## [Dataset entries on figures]
-- Start --

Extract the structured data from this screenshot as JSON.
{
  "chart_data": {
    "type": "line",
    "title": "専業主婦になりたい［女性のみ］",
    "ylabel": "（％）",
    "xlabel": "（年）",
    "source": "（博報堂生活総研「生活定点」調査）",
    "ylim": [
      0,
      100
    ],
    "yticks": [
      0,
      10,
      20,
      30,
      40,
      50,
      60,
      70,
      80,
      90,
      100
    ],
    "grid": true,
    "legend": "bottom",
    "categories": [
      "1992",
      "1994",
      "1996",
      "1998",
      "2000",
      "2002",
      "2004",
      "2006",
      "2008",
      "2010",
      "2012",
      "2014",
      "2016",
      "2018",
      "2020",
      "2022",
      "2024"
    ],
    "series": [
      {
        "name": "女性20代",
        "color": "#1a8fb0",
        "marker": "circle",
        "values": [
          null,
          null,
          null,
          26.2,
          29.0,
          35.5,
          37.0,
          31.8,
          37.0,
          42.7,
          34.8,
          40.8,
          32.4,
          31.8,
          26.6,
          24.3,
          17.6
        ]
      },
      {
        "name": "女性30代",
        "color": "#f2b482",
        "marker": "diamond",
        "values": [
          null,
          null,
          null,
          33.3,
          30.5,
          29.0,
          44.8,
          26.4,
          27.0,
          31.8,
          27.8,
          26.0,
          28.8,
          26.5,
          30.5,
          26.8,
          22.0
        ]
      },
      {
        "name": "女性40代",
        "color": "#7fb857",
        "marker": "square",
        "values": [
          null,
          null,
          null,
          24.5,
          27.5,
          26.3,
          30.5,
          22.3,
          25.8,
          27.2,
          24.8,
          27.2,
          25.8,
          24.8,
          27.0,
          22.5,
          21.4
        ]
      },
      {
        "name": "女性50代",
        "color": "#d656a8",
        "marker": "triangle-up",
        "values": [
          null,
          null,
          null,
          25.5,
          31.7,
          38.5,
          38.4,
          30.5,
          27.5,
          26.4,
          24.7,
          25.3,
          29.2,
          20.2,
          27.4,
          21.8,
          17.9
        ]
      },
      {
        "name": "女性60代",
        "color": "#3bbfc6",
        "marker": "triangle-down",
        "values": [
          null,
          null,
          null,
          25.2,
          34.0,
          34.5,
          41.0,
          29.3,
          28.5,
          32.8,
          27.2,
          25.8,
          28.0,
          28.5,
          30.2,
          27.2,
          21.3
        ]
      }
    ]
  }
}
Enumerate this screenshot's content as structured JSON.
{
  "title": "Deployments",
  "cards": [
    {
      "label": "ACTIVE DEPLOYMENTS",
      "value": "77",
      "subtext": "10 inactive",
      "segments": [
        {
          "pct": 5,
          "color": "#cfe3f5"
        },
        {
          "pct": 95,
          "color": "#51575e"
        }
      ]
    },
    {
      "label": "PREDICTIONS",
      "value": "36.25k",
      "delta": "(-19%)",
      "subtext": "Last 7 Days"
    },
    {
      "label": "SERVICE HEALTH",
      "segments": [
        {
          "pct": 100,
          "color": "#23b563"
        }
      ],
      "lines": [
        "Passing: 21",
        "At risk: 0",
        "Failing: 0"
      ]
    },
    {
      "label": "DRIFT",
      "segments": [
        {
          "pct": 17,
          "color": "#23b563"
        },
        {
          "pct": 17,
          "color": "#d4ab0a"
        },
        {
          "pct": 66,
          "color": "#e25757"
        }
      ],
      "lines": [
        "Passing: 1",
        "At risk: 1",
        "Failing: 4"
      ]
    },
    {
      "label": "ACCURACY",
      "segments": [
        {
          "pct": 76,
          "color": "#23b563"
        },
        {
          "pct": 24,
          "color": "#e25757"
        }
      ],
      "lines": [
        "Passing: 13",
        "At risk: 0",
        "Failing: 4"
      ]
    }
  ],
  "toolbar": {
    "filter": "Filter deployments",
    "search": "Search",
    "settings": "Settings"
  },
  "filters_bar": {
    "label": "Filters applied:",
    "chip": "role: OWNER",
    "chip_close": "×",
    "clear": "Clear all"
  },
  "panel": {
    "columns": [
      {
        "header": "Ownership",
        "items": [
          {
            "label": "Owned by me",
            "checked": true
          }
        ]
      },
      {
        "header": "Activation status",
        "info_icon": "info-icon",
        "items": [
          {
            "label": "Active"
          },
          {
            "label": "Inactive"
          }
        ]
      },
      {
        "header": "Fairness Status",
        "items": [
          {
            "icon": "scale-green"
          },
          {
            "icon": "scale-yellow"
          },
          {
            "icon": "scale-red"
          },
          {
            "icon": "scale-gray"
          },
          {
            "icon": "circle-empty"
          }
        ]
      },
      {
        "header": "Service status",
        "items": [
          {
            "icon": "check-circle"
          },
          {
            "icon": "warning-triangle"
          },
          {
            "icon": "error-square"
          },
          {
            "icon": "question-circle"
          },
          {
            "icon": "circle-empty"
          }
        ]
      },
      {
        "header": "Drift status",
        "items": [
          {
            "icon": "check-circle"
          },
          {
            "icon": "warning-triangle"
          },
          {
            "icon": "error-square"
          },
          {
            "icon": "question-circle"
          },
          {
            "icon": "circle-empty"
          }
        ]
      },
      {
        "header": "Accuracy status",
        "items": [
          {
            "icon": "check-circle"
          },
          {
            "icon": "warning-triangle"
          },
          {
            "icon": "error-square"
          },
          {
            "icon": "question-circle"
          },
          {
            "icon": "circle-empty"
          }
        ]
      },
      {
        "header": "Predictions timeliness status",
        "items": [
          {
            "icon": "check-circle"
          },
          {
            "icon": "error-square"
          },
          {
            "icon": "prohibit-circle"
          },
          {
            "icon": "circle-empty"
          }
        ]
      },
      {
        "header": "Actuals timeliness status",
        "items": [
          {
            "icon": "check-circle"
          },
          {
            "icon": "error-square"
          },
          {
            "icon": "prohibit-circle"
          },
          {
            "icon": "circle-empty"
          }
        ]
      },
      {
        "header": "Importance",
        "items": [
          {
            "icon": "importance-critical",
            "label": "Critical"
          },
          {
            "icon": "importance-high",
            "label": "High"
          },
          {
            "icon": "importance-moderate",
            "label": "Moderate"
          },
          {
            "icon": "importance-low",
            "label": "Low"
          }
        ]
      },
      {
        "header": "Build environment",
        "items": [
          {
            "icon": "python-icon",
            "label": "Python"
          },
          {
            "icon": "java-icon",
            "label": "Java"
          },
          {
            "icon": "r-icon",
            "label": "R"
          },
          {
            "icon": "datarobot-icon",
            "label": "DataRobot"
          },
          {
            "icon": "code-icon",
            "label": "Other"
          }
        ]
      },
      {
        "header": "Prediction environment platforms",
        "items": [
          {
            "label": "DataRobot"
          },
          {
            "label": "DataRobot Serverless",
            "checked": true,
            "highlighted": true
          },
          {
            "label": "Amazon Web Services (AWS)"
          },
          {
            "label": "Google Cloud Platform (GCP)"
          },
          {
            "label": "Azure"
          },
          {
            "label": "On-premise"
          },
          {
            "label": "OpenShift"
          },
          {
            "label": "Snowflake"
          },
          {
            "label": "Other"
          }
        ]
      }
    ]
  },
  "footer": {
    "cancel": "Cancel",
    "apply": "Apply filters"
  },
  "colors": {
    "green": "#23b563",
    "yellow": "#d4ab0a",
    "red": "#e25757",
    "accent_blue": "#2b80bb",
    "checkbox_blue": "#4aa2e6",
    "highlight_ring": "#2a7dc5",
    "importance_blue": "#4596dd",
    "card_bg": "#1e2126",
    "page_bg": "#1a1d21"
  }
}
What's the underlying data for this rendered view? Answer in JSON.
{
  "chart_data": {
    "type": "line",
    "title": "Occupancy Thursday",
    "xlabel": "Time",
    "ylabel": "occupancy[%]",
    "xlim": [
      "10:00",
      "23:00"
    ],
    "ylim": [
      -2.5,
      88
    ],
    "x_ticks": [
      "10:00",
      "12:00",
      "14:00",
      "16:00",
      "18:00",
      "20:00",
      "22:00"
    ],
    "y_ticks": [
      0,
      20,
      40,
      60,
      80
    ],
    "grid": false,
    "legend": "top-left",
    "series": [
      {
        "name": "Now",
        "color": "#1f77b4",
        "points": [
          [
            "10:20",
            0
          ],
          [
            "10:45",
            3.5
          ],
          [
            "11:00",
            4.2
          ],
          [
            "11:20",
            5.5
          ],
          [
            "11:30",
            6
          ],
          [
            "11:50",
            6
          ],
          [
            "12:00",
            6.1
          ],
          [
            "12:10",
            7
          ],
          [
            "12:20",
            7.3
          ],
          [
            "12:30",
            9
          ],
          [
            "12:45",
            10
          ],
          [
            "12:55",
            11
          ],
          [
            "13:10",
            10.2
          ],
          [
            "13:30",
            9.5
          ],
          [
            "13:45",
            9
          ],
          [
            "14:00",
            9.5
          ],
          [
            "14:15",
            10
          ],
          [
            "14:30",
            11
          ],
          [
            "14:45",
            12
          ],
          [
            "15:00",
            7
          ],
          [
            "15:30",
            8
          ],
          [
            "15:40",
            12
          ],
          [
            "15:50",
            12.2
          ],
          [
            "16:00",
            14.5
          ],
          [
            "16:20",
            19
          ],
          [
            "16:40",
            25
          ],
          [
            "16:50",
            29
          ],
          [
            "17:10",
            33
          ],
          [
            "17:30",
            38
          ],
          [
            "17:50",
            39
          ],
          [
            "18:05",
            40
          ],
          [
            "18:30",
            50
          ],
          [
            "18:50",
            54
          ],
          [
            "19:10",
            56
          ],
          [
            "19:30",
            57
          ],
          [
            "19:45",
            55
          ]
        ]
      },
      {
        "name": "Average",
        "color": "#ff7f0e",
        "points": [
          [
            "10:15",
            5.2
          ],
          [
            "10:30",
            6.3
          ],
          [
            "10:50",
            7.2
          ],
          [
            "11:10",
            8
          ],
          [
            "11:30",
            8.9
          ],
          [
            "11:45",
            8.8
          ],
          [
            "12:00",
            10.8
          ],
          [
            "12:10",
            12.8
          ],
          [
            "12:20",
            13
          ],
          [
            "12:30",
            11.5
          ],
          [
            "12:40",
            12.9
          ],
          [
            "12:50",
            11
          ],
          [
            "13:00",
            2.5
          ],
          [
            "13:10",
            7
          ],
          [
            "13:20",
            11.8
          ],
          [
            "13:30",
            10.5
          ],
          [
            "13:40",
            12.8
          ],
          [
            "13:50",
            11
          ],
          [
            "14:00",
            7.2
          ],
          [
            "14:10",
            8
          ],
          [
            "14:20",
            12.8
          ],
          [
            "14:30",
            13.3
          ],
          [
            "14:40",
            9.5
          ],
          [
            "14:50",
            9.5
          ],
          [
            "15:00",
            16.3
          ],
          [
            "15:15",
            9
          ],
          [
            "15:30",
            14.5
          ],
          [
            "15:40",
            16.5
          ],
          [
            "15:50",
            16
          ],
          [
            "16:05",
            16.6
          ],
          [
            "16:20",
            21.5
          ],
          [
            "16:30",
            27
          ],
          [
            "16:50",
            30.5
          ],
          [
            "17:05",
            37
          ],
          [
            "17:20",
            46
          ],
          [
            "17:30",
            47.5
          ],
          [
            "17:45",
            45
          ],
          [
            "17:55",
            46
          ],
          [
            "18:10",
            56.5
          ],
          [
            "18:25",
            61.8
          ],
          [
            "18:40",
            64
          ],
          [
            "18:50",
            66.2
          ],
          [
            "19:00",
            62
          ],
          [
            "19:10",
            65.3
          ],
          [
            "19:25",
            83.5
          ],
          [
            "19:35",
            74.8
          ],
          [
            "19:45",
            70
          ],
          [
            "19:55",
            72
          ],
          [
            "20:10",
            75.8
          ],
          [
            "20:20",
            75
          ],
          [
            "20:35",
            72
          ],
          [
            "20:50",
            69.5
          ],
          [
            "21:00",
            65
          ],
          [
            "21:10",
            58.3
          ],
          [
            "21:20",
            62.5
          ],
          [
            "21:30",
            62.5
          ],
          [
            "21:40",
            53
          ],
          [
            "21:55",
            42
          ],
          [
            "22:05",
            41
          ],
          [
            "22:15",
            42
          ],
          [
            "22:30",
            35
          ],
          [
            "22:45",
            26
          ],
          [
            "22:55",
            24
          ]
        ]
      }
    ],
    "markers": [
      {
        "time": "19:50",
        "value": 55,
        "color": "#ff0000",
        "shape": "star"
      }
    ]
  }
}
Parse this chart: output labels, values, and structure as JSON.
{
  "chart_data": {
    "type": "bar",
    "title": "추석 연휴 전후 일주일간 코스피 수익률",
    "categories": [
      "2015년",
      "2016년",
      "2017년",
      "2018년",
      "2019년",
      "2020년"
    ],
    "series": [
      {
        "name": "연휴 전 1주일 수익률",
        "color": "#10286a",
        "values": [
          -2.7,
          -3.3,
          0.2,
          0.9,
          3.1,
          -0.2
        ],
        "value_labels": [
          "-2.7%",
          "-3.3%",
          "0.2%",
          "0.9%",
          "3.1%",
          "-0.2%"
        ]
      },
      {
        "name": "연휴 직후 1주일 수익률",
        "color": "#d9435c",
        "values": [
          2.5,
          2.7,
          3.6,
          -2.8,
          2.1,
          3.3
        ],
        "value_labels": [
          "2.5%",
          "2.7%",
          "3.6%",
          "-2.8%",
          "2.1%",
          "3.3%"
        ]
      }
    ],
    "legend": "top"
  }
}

-- End --

## [Aim]
Go through the records and show every line with the string "subtext" in it.

## [Full solution]
      "subtext": "10 inactive",
      "subtext": "Last 7 Days"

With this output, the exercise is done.